__Exercise passage__:

Monday, September 4, 2017

Wileyfox Spark X

Wileyfox has provided us with some of the tidiest budget phones of recent years, but neither the Wileyfox Spark nor the Wileyfox Spark Plus proved to be quite as bright as we hoped.

While the Wileyfox Spark X attempts to improve matters by super-sizing a couple of the core specs, this has had a knock-on effect when it comes to the price. Whereas the Spark could be had for £90 and the Spark Plus £120, the Spark X costs £139.

This still places the Spark X firmly in the budget category, of course, but it also pitches it perilously close to Moto G5 territory. 

Perhaps even more uncomfortable for the British brand is the close proximity of the super-stylish Wileyfox Swift 2 a little further up the range.

In fact, you can get this more attractive stablemate for around the same price from Amazon, which is a little awkward.

Unfortunately, within the context of its elevated price bracket, the Wileyfox Spark X’s lingering issues are even harder to forgive.

__What is being asked__:
Rewrite the part of the Wileyfox Spark X text from "Wileyfox has provided" to "X costs £139.", swapping "core specs" for "key specs".

__Stored data__:

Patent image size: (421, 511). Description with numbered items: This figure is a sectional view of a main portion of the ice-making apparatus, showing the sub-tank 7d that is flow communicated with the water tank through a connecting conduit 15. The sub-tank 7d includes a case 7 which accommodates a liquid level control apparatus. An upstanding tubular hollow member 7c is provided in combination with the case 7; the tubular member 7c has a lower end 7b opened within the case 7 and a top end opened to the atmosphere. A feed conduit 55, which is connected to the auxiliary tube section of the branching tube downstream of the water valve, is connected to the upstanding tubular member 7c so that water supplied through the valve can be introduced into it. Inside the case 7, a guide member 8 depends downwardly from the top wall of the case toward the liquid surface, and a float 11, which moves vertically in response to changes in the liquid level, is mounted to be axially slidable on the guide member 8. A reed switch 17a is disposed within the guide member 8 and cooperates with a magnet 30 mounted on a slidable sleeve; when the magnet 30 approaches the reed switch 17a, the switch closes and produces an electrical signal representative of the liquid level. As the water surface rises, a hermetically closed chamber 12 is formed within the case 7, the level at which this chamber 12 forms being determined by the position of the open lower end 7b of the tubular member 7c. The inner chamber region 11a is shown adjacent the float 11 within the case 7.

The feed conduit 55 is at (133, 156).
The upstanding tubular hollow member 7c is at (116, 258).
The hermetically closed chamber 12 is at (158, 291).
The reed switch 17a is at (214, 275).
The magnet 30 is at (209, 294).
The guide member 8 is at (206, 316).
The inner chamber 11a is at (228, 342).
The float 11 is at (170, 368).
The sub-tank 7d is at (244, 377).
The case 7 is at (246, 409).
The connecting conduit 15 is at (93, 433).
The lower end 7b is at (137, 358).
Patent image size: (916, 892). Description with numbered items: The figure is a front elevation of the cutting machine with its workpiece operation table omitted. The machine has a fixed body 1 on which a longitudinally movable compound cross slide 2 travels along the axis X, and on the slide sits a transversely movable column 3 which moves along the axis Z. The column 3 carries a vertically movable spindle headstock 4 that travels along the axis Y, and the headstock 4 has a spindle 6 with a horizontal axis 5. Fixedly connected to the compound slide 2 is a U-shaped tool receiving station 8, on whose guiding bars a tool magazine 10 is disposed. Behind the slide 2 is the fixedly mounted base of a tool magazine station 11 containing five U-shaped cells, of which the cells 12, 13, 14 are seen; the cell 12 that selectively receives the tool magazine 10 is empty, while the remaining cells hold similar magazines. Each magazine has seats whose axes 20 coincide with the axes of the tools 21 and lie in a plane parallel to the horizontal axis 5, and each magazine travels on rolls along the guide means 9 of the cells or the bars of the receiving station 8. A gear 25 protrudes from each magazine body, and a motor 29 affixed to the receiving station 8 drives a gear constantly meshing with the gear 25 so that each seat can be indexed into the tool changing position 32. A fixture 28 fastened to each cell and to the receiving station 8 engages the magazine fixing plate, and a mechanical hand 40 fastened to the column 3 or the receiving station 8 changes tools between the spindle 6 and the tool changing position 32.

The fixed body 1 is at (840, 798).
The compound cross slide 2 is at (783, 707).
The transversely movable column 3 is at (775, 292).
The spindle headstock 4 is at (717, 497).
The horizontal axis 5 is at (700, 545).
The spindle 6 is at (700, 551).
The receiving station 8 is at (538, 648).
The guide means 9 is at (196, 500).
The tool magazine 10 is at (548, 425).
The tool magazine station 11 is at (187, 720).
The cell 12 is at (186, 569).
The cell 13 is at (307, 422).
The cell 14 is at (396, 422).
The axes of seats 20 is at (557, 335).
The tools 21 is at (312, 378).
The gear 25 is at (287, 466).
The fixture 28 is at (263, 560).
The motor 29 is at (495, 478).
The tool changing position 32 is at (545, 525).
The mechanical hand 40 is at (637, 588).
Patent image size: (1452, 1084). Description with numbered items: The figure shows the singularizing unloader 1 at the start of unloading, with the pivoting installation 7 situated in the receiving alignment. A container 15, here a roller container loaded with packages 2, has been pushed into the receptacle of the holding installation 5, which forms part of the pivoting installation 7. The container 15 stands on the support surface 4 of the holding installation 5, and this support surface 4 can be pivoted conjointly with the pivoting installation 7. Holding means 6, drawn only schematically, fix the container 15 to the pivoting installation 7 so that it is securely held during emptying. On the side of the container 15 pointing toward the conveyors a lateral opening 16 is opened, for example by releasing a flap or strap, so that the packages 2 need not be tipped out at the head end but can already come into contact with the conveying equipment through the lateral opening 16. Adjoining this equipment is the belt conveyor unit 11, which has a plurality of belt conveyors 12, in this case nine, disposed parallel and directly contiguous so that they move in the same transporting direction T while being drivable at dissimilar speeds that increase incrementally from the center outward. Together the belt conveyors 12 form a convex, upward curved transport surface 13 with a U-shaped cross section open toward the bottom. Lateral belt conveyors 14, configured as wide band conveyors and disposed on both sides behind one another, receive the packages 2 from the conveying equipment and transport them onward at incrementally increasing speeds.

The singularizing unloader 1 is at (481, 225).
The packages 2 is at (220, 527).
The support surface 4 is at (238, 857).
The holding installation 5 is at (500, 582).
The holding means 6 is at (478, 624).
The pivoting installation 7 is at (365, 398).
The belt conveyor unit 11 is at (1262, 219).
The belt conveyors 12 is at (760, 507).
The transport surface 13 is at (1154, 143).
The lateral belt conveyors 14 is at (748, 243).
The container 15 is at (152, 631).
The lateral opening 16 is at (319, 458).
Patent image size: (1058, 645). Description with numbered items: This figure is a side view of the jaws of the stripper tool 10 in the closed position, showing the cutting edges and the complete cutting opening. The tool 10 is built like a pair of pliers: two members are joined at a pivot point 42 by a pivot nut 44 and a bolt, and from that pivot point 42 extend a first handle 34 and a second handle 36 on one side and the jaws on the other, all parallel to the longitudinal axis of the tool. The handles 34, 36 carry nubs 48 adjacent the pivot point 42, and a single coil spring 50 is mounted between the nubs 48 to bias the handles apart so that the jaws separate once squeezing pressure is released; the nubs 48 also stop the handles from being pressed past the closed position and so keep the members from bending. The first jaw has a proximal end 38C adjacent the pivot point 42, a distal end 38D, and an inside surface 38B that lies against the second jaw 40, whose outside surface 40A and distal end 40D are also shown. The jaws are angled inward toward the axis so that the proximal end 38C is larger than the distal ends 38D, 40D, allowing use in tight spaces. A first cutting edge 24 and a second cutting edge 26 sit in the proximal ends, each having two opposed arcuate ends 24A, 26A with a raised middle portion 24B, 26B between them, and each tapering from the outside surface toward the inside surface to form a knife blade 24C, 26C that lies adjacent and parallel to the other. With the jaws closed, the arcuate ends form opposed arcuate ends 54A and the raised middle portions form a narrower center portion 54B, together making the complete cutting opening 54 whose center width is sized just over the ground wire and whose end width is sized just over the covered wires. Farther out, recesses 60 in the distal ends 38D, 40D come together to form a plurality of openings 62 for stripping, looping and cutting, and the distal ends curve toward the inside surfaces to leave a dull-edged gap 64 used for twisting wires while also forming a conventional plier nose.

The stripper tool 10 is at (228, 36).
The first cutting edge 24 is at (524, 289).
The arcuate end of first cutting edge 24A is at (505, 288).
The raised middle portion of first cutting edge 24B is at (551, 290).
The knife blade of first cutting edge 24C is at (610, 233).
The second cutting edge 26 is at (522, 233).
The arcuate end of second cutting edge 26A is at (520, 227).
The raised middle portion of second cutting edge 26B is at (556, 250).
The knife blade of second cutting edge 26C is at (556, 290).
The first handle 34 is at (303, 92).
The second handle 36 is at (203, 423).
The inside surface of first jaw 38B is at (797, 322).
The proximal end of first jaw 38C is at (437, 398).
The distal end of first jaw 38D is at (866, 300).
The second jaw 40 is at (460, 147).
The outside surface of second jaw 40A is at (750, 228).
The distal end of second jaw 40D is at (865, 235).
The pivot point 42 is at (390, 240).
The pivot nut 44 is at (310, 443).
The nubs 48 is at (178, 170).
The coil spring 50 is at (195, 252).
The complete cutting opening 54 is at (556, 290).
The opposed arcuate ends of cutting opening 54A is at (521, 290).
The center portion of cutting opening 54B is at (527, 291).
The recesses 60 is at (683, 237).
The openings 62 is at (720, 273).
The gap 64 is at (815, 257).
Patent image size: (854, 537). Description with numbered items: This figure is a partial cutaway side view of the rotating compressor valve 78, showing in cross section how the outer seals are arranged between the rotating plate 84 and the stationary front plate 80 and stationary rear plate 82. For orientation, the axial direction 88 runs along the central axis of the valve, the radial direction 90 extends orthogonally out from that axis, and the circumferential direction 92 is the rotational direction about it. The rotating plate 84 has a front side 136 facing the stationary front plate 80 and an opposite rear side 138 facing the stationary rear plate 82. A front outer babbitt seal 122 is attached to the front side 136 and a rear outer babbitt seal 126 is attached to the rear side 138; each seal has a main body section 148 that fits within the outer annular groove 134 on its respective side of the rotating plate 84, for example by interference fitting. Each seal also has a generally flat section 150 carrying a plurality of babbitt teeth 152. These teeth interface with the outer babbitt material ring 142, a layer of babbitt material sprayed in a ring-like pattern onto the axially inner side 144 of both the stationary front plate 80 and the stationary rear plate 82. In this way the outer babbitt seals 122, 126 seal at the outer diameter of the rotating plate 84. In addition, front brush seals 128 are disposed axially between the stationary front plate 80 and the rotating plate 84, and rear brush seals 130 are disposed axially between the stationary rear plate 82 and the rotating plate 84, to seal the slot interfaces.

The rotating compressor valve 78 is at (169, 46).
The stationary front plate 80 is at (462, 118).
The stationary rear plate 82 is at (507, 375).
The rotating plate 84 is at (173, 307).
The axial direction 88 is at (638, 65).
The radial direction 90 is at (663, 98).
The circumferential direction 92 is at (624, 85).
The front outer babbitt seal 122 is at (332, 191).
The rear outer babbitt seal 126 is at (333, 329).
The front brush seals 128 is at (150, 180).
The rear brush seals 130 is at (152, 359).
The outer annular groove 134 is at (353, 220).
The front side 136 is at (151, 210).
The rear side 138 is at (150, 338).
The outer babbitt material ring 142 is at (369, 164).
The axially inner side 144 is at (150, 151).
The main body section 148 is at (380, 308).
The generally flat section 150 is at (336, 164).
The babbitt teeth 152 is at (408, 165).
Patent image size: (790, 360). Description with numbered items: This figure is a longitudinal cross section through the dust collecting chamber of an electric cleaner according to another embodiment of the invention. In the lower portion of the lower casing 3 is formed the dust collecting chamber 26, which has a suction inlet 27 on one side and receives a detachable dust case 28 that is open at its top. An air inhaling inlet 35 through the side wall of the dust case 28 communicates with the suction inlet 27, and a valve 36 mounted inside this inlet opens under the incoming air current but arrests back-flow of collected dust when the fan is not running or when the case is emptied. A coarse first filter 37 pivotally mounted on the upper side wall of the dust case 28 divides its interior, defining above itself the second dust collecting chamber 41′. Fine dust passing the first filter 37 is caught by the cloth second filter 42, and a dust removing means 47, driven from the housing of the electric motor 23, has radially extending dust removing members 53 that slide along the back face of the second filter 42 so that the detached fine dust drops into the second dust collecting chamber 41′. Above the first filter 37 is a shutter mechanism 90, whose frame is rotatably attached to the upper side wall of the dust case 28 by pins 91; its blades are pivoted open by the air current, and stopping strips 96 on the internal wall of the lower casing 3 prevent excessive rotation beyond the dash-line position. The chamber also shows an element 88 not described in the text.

__Task answer__:
Wileyfox has provided us with some of the tidiest budget phones of recent years, but neither the Wileyfox Spark nor the Wileyfox Spark Plus proved to be quite as bright as we hoped.

While the Wileyfox Spark X attempts to improve matters by super-sizing a couple of the key specs, this has had a knock-on effect when it comes to the price. Whereas the Spark could be had for £90 and the Spark Plus £120, the Spark X costs £139.